Search the material and gather each line with "ratio" in it.

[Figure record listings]
*-*-*
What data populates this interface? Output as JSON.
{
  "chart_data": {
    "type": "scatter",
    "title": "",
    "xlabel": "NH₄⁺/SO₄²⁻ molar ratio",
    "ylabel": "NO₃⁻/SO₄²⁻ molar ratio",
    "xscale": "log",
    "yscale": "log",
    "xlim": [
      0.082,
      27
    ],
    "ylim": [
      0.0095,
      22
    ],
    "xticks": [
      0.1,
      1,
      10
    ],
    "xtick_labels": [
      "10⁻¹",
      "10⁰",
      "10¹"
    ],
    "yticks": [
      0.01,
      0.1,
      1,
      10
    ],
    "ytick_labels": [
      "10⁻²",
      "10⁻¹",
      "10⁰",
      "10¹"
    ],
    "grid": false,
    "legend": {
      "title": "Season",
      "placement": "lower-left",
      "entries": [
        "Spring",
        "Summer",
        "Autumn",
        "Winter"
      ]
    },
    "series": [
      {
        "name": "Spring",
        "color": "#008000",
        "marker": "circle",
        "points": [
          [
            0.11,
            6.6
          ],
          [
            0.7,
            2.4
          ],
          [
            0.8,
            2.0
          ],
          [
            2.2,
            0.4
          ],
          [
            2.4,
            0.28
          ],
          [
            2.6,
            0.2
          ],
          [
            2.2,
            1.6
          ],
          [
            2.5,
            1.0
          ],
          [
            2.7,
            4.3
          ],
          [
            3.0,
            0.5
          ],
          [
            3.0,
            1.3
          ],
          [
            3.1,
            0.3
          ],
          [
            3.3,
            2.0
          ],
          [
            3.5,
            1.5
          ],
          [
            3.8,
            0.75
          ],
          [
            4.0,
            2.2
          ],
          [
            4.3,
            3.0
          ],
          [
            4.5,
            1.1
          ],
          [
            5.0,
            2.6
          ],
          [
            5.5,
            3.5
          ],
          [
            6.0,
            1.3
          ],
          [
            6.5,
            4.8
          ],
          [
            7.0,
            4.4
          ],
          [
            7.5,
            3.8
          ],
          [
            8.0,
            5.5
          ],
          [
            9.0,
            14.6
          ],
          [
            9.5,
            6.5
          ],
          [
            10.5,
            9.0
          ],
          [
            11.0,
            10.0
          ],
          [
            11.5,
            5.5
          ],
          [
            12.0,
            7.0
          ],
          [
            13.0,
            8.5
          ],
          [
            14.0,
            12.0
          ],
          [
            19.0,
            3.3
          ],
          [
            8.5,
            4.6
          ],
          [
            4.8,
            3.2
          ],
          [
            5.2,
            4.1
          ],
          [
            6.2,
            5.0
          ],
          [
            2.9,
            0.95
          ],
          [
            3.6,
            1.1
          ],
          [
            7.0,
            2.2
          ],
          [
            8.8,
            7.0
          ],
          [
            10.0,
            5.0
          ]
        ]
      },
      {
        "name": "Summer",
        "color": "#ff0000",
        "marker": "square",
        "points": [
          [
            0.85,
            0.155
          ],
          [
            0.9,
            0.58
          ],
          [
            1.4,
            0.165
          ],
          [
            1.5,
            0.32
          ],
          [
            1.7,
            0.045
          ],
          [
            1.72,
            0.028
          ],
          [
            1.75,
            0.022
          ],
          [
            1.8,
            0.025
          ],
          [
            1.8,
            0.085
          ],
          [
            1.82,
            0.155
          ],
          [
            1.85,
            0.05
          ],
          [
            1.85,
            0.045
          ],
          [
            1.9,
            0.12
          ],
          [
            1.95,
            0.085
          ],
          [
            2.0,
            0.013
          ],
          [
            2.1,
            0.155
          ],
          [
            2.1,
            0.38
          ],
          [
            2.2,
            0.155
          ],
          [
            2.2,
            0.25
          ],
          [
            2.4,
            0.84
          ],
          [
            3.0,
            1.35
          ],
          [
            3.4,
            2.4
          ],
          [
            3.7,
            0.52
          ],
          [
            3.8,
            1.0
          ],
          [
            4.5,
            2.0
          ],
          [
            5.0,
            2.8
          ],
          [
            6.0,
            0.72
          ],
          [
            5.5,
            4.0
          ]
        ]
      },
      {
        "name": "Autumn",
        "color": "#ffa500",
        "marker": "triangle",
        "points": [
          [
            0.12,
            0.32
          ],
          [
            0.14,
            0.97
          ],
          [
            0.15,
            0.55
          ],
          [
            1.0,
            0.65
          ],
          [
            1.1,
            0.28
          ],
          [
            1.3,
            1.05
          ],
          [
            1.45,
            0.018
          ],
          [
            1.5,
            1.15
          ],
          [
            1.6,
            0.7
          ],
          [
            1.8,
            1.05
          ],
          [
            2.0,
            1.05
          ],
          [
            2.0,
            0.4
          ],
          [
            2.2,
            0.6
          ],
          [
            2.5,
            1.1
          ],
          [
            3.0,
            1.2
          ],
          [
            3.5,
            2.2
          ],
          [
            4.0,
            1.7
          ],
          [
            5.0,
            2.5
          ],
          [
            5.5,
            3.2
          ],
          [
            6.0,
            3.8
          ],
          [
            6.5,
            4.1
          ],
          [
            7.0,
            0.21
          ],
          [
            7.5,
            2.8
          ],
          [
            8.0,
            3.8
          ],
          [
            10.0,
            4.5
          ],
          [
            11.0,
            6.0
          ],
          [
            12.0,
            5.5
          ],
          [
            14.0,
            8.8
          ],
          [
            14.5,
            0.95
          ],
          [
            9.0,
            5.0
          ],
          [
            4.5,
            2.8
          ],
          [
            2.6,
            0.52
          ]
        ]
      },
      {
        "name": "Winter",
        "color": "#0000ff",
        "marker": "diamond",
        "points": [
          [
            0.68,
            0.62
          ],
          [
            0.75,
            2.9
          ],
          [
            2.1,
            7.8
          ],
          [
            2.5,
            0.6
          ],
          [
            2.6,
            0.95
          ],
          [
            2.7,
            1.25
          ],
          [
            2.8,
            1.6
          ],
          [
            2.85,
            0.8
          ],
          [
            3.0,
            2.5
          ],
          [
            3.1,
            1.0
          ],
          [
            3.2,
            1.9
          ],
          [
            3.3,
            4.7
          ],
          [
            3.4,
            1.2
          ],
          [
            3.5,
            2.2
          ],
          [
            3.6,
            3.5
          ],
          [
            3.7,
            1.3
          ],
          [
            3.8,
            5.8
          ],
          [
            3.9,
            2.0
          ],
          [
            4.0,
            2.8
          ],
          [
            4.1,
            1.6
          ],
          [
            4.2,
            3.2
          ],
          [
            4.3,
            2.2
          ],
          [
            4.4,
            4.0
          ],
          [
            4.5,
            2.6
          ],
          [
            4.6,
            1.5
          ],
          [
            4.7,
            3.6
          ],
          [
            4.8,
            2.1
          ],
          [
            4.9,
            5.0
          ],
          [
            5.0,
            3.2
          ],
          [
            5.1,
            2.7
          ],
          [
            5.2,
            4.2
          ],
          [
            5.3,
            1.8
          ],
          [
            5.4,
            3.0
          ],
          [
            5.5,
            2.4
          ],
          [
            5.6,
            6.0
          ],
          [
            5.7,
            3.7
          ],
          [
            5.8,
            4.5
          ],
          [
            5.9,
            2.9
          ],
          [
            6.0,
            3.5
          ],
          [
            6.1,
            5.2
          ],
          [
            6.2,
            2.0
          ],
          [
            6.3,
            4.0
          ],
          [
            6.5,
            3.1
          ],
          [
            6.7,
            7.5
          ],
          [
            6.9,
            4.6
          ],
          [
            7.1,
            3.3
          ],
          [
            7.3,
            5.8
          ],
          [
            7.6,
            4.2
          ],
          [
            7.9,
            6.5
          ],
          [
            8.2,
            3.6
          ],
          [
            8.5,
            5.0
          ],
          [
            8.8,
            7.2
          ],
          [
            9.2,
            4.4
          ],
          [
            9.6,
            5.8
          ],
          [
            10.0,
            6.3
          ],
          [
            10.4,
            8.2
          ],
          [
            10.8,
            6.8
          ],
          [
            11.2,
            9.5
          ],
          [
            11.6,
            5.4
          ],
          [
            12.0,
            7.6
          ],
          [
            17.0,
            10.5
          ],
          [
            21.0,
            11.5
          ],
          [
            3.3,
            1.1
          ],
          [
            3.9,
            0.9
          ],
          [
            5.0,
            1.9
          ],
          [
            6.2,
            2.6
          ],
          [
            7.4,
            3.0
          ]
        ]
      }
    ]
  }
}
*-*-*
*Solution for this exercise*
    "xlabel": "NH₄⁺/SO₄²⁻ molar ratio",
    "ylabel": "NO₃⁻/SO₄²⁻ molar ratio",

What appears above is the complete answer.